▸ To be done:
Each line of the material must be repeated precisely, with the pictures left out.

────────────────

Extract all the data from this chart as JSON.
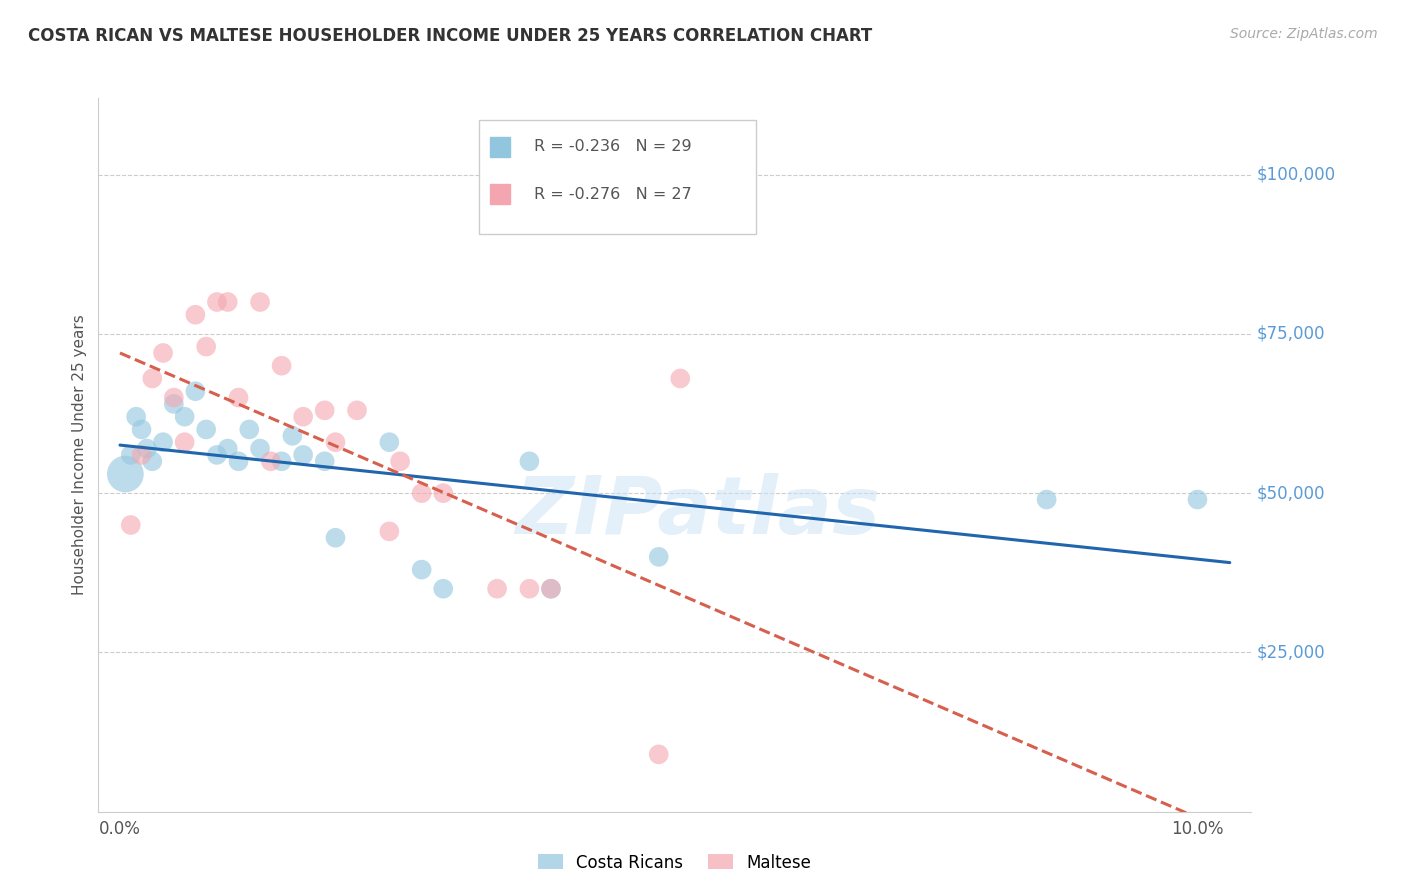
{
  "title": "COSTA RICAN VS MALTESE HOUSEHOLDER INCOME UNDER 25 YEARS CORRELATION CHART",
  "source": "Source: ZipAtlas.com",
  "ylabel": "Householder Income Under 25 years",
  "ytick_labels": [
    "$100,000",
    "$75,000",
    "$50,000",
    "$25,000"
  ],
  "ytick_values": [
    100000,
    75000,
    50000,
    25000
  ],
  "ymin": 0,
  "ymax": 112000,
  "xmin": -0.002,
  "xmax": 0.105,
  "legend_blue_r": "R = -0.236",
  "legend_blue_n": "N = 29",
  "legend_pink_r": "R = -0.276",
  "legend_pink_n": "N = 27",
  "watermark": "ZIPatlas",
  "blue_color": "#92c5de",
  "pink_color": "#f4a6b0",
  "trendline_blue": "#2166ac",
  "trendline_pink": "#d6604d",
  "costa_rican_x": [
    0.0005,
    0.001,
    0.0015,
    0.002,
    0.0025,
    0.003,
    0.004,
    0.005,
    0.006,
    0.007,
    0.008,
    0.009,
    0.01,
    0.011,
    0.012,
    0.013,
    0.015,
    0.016,
    0.017,
    0.019,
    0.02,
    0.025,
    0.028,
    0.03,
    0.038,
    0.04,
    0.05,
    0.086,
    0.1
  ],
  "costa_rican_y": [
    53000,
    56000,
    62000,
    60000,
    57000,
    55000,
    58000,
    64000,
    62000,
    66000,
    60000,
    56000,
    57000,
    55000,
    60000,
    57000,
    55000,
    59000,
    56000,
    55000,
    43000,
    58000,
    38000,
    35000,
    55000,
    35000,
    40000,
    49000,
    49000
  ],
  "costa_rican_sizes": [
    700,
    200,
    200,
    200,
    200,
    200,
    200,
    200,
    200,
    200,
    200,
    200,
    200,
    200,
    200,
    200,
    200,
    200,
    200,
    200,
    200,
    200,
    200,
    200,
    200,
    200,
    200,
    200,
    200
  ],
  "maltese_x": [
    0.001,
    0.002,
    0.003,
    0.004,
    0.005,
    0.006,
    0.007,
    0.008,
    0.009,
    0.01,
    0.011,
    0.013,
    0.014,
    0.015,
    0.017,
    0.019,
    0.02,
    0.022,
    0.025,
    0.026,
    0.028,
    0.03,
    0.035,
    0.038,
    0.04,
    0.05,
    0.052
  ],
  "maltese_y": [
    45000,
    56000,
    68000,
    72000,
    65000,
    58000,
    78000,
    73000,
    80000,
    80000,
    65000,
    80000,
    55000,
    70000,
    62000,
    63000,
    58000,
    63000,
    44000,
    55000,
    50000,
    50000,
    35000,
    35000,
    35000,
    9000,
    68000
  ],
  "maltese_sizes": [
    200,
    200,
    200,
    200,
    200,
    200,
    200,
    200,
    200,
    200,
    200,
    200,
    200,
    200,
    200,
    200,
    200,
    200,
    200,
    200,
    200,
    200,
    200,
    200,
    200,
    200,
    200
  ]
}
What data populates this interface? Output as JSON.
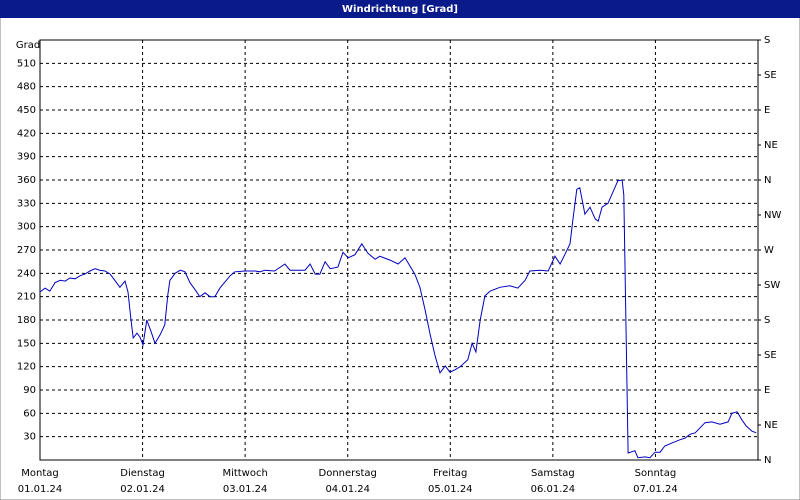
{
  "chart_data": {
    "type": "line",
    "title": "Windrichtung [Grad]",
    "ylabel": "Grad",
    "xlim": [
      0,
      168
    ],
    "xticks": [
      {
        "value": 0,
        "label": "Montag"
      },
      {
        "value": 24,
        "label": "Dienstag"
      },
      {
        "value": 48,
        "label": "Mittwoch"
      },
      {
        "value": 72,
        "label": "Donnerstag"
      },
      {
        "value": 96,
        "label": "Freitag"
      },
      {
        "value": 120,
        "label": "Samstag"
      },
      {
        "value": 144,
        "label": "Sonntag"
      }
    ],
    "xtick_dates": [
      "01.01.24",
      "02.01.24",
      "03.01.24",
      "04.01.24",
      "05.01.24",
      "06.01.24",
      "07.01.24"
    ],
    "ylim": [
      0,
      540
    ],
    "yticks": [
      30,
      60,
      90,
      120,
      150,
      180,
      210,
      240,
      270,
      300,
      330,
      360,
      390,
      420,
      450,
      480,
      510
    ],
    "y2lim": [
      0,
      540
    ],
    "y2ticks": [
      {
        "value": 0,
        "label": "N"
      },
      {
        "value": 45,
        "label": "NE"
      },
      {
        "value": 90,
        "label": "E"
      },
      {
        "value": 135,
        "label": "SE"
      },
      {
        "value": 180,
        "label": "S"
      },
      {
        "value": 225,
        "label": "SW"
      },
      {
        "value": 270,
        "label": "W"
      },
      {
        "value": 315,
        "label": "NW"
      },
      {
        "value": 360,
        "label": "N"
      },
      {
        "value": 405,
        "label": "NE"
      },
      {
        "value": 450,
        "label": "E"
      },
      {
        "value": 495,
        "label": "SE"
      },
      {
        "value": 540,
        "label": "S"
      }
    ],
    "grid": true,
    "series": [
      {
        "color": "#0000c0",
        "x": [
          0,
          1.2,
          2.3,
          3.5,
          4.7,
          5.9,
          7,
          8.2,
          9.4,
          10.5,
          11.7,
          12.9,
          14,
          15.2,
          16.4,
          17.5,
          18.7,
          19.9,
          20.6,
          21.3,
          21.8,
          22.7,
          23.4,
          24.1,
          25,
          26,
          26.9,
          28.1,
          29.2,
          29.9,
          30.4,
          31.6,
          32.8,
          33.9,
          35.1,
          36.3,
          37.4,
          38.6,
          39.8,
          40.9,
          42.1,
          44.5,
          45.6,
          48,
          50.3,
          51.5,
          52.6,
          54.9,
          57.3,
          58.5,
          62,
          63.2,
          64.4,
          65.5,
          66.7,
          67.9,
          69.7,
          70.9,
          72.1,
          73.7,
          75.3,
          76.7,
          78.4,
          79.5,
          81.9,
          83.8,
          85.4,
          86.6,
          87.7,
          88.9,
          90.1,
          91.3,
          92.4,
          93.6,
          94.8,
          95.9,
          97.1,
          98.3,
          100.1,
          101.1,
          102,
          103,
          104.1,
          105.3,
          107.6,
          109.9,
          111.8,
          113.5,
          114.6,
          117,
          118.9,
          120.5,
          121.7,
          122.8,
          124,
          124.7,
          125.6,
          126.3,
          127.5,
          128.7,
          129.9,
          130.6,
          131.5,
          132.9,
          134.1,
          135.2,
          136.2,
          136.6,
          137.6,
          139.2,
          139.9,
          141.6,
          142.7,
          143.9,
          145.1,
          146.2,
          147.9,
          149.7,
          150.9,
          152.1,
          153.3,
          155.6,
          157.2,
          159.1,
          161,
          161.9,
          163.1,
          164.3,
          165.2,
          166.6,
          167.6
        ],
        "values": [
          216,
          221,
          217,
          228,
          231,
          230,
          234,
          233,
          237,
          239,
          243,
          246,
          244,
          243,
          239,
          231,
          222,
          230,
          216,
          180,
          157,
          163,
          158,
          148,
          180,
          165,
          150,
          161,
          174,
          212,
          231,
          240,
          244,
          242,
          228,
          219,
          210,
          215,
          210,
          210,
          221,
          237,
          242,
          243,
          243,
          242,
          244,
          243,
          252,
          244,
          244,
          252,
          239,
          239,
          255,
          246,
          248,
          267,
          260,
          264,
          278,
          266,
          258,
          262,
          257,
          252,
          260,
          249,
          239,
          222,
          193,
          161,
          135,
          112,
          121,
          113,
          116,
          120,
          129,
          150,
          139,
          180,
          211,
          217,
          222,
          224,
          221,
          231,
          243,
          244,
          243,
          262,
          252,
          264,
          278,
          309,
          348,
          350,
          316,
          325,
          310,
          307,
          325,
          330,
          345,
          359,
          360,
          341,
          9,
          12,
          3,
          4,
          3,
          10,
          10,
          18,
          22,
          26,
          28,
          33,
          35,
          48,
          49,
          46,
          49,
          60,
          62,
          51,
          44,
          37,
          35
        ]
      }
    ]
  }
}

────────────────

▸ Task result:
Extract all the data from this chart as JSON.
{
  "title": "COSTA RICAN VS MALTESE HOUSEHOLDER INCOME UNDER 25 YEARS CORRELATION CHART",
  "source": "Source: ZipAtlas.com",
  "ylabel": "Householder Income Under 25 years",
  "ytick_labels": [
    "$100,000",
    "$75,000",
    "$50,000",
    "$25,000"
  ],
  "ytick_values": [
    100000,
    75000,
    50000,
    25000
  ],
  "ymin": 0,
  "ymax": 112000,
  "xmin": -0.002,
  "xmax": 0.105,
  "legend_blue_r": "R = -0.236",
  "legend_blue_n": "N = 29",
  "legend_pink_r": "R = -0.276",
  "legend_pink_n": "N = 27",
  "watermark": "ZIPatlas",
  "blue_color": "#92c5de",
  "pink_color": "#f4a6b0",
  "trendline_blue": "#2166ac",
  "trendline_pink": "#d6604d",
  "costa_rican_x": [
    0.0005,
    0.001,
    0.0015,
    0.002,
    0.0025,
    0.003,
    0.004,
    0.005,
    0.006,
    0.007,
    0.008,
    0.009,
    0.01,
    0.011,
    0.012,
    0.013,
    0.015,
    0.016,
    0.017,
    0.019,
    0.02,
    0.025,
    0.028,
    0.03,
    0.038,
    0.04,
    0.05,
    0.086,
    0.1
  ],
  "costa_rican_y": [
    53000,
    56000,
    62000,
    60000,
    57000,
    55000,
    58000,
    64000,
    62000,
    66000,
    60000,
    56000,
    57000,
    55000,
    60000,
    57000,
    55000,
    59000,
    56000,
    55000,
    43000,
    58000,
    38000,
    35000,
    55000,
    35000,
    40000,
    49000,
    49000
  ],
  "costa_rican_sizes": [
    700,
    200,
    200,
    200,
    200,
    200,
    200,
    200,
    200,
    200,
    200,
    200,
    200,
    200,
    200,
    200,
    200,
    200,
    200,
    200,
    200,
    200,
    200,
    200,
    200,
    200,
    200,
    200,
    200
  ],
  "maltese_x": [
    0.001,
    0.002,
    0.003,
    0.004,
    0.005,
    0.006,
    0.007,
    0.008,
    0.009,
    0.01,
    0.011,
    0.013,
    0.014,
    0.015,
    0.017,
    0.019,
    0.02,
    0.022,
    0.025,
    0.026,
    0.028,
    0.03,
    0.035,
    0.038,
    0.04,
    0.05,
    0.052
  ],
  "maltese_y": [
    45000,
    56000,
    68000,
    72000,
    65000,
    58000,
    78000,
    73000,
    80000,
    80000,
    65000,
    80000,
    55000,
    70000,
    62000,
    63000,
    58000,
    63000,
    44000,
    55000,
    50000,
    50000,
    35000,
    35000,
    35000,
    9000,
    68000
  ],
  "maltese_sizes": [
    200,
    200,
    200,
    200,
    200,
    200,
    200,
    200,
    200,
    200,
    200,
    200,
    200,
    200,
    200,
    200,
    200,
    200,
    200,
    200,
    200,
    200,
    200,
    200,
    200,
    200,
    200
  ]
}
What data populates this interface? Output as JSON.
{
  "chart_data": {
    "type": "line",
    "title": "Windrichtung [Grad]",
    "ylabel": "Grad",
    "xlim": [
      0,
      168
    ],
    "xticks": [
      {
        "value": 0,
        "label": "Montag"
      },
      {
        "value": 24,
        "label": "Dienstag"
      },
      {
        "value": 48,
        "label": "Mittwoch"
      },
      {
        "value": 72,
        "label": "Donnerstag"
      },
      {
        "value": 96,
        "label": "Freitag"
      },
      {
        "value": 120,
        "label": "Samstag"
      },
      {
        "value": 144,
        "label": "Sonntag"
      }
    ],
    "xtick_dates": [
      "01.01.24",
      "02.01.24",
      "03.01.24",
      "04.01.24",
      "05.01.24",
      "06.01.24",
      "07.01.24"
    ],
    "ylim": [
      0,
      540
    ],
    "yticks": [
      30,
      60,
      90,
      120,
      150,
      180,
      210,
      240,
      270,
      300,
      330,
      360,
      390,
      420,
      450,
      480,
      510
    ],
    "y2lim": [
      0,
      540
    ],
    "y2ticks": [
      {
        "value": 0,
        "label": "N"
      },
      {
        "value": 45,
        "label": "NE"
      },
      {
        "value": 90,
        "label": "E"
      },
      {
        "value": 135,
        "label": "SE"
      },
      {
        "value": 180,
        "label": "S"
      },
      {
        "value": 225,
        "label": "SW"
      },
      {
        "value": 270,
        "label": "W"
      },
      {
        "value": 315,
        "label": "NW"
      },
      {
        "value": 360,
        "label": "N"
      },
      {
        "value": 405,
        "label": "NE"
      },
      {
        "value": 450,
        "label": "E"
      },
      {
        "value": 495,
        "label": "SE"
      },
      {
        "value": 540,
        "label": "S"
      }
    ],
    "grid": true,
    "series": [
      {
        "color": "#0000c0",
        "x": [
          0,
          1.2,
          2.3,
          3.5,
          4.7,
          5.9,
          7,
          8.2,
          9.4,
          10.5,
          11.7,
          12.9,
          14,
          15.2,
          16.4,
          17.5,
          18.7,
          19.9,
          20.6,
          21.3,
          21.8,
          22.7,
          23.4,
          24.1,
          25,
          26,
          26.9,
          28.1,
          29.2,
          29.9,
          30.4,
          31.6,
          32.8,
          33.9,
          35.1,
          36.3,
          37.4,
          38.6,
          39.8,
          40.9,
          42.1,
          44.5,
          45.6,
          48,
          50.3,
          51.5,
          52.6,
          54.9,
          57.3,
          58.5,
          62,
          63.2,
          64.4,
          65.5,
          66.7,
          67.9,
          69.7,
          70.9,
          72.1,
          73.7,
          75.3,
          76.7,
          78.4,
          79.5,
          81.9,
          83.8,
          85.4,
          86.6,
          87.7,
          88.9,
          90.1,
          91.3,
          92.4,
          93.6,
          94.8,
          95.9,
          97.1,
          98.3,
          100.1,
          101.1,
          102,
          103,
          104.1,
          105.3,
          107.6,
          109.9,
          111.8,
          113.5,
          114.6,
          117,
          118.9,
          120.5,
          121.7,
          122.8,
          124,
          124.7,
          125.6,
          126.3,
          127.5,
          128.7,
          129.9,
          130.6,
          131.5,
          132.9,
          134.1,
          135.2,
          136.2,
          136.6,
          137.6,
          139.2,
          139.9,
          141.6,
          142.7,
          143.9,
          145.1,
          146.2,
          147.9,
          149.7,
          150.9,
          152.1,
          153.3,
          155.6,
          157.2,
          159.1,
          161,
          161.9,
          163.1,
          164.3,
          165.2,
          166.6,
          167.6
        ],
        "values": [
          216,
          221,
          217,
          228,
          231,
          230,
          234,
          233,
          237,
          239,
          243,
          246,
          244,
          243,
          239,
          231,
          222,
          230,
          216,
          180,
          157,
          163,
          158,
          148,
          180,
          165,
          150,
          161,
          174,
          212,
          231,
          240,
          244,
          242,
          228,
          219,
          210,
          215,
          210,
          210,
          221,
          237,
          242,
          243,
          243,
          242,
          244,
          243,
          252,
          244,
          244,
          252,
          239,
          239,
          255,
          246,
          248,
          267,
          260,
          264,
          278,
          266,
          258,
          262,
          257,
          252,
          260,
          249,
          239,
          222,
          193,
          161,
          135,
          112,
          121,
          113,
          116,
          120,
          129,
          150,
          139,
          180,
          211,
          217,
          222,
          224,
          221,
          231,
          243,
          244,
          243,
          262,
          252,
          264,
          278,
          309,
          348,
          350,
          316,
          325,
          310,
          307,
          325,
          330,
          345,
          359,
          360,
          341,
          9,
          12,
          3,
          4,
          3,
          10,
          10,
          18,
          22,
          26,
          28,
          33,
          35,
          48,
          49,
          46,
          49,
          60,
          62,
          51,
          44,
          37,
          35
        ]
      }
    ]
  }
}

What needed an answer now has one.